§ Exercise brief:
For each line in the data below that holds "document", return a copy.

-------- Material shown --------

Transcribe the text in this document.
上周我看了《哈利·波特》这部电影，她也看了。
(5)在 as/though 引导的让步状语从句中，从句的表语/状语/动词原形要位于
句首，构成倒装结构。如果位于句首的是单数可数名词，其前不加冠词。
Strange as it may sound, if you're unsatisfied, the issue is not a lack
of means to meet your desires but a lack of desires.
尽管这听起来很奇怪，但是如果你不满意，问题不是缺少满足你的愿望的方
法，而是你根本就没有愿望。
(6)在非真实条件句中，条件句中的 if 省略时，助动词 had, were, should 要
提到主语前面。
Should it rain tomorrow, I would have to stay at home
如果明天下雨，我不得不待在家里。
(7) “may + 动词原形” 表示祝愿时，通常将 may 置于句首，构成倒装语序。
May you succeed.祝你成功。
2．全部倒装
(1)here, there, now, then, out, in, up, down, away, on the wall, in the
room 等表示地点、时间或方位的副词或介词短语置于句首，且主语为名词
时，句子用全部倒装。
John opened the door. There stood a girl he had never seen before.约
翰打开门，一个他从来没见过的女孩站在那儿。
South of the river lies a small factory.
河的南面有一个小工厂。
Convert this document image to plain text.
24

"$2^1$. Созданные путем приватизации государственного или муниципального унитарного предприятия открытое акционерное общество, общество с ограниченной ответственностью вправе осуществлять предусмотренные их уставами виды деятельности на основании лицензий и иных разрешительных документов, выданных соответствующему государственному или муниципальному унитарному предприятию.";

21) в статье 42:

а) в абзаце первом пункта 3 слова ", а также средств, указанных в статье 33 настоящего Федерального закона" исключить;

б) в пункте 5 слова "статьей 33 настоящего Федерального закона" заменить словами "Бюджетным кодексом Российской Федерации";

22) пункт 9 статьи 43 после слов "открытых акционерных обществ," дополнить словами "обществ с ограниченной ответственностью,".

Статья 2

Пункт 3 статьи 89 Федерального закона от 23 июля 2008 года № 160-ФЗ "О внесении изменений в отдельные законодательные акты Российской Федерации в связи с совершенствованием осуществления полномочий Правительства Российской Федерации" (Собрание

--------

§ Answer for the task:
Transcribe the text in this document.
Convert this document image to plain text.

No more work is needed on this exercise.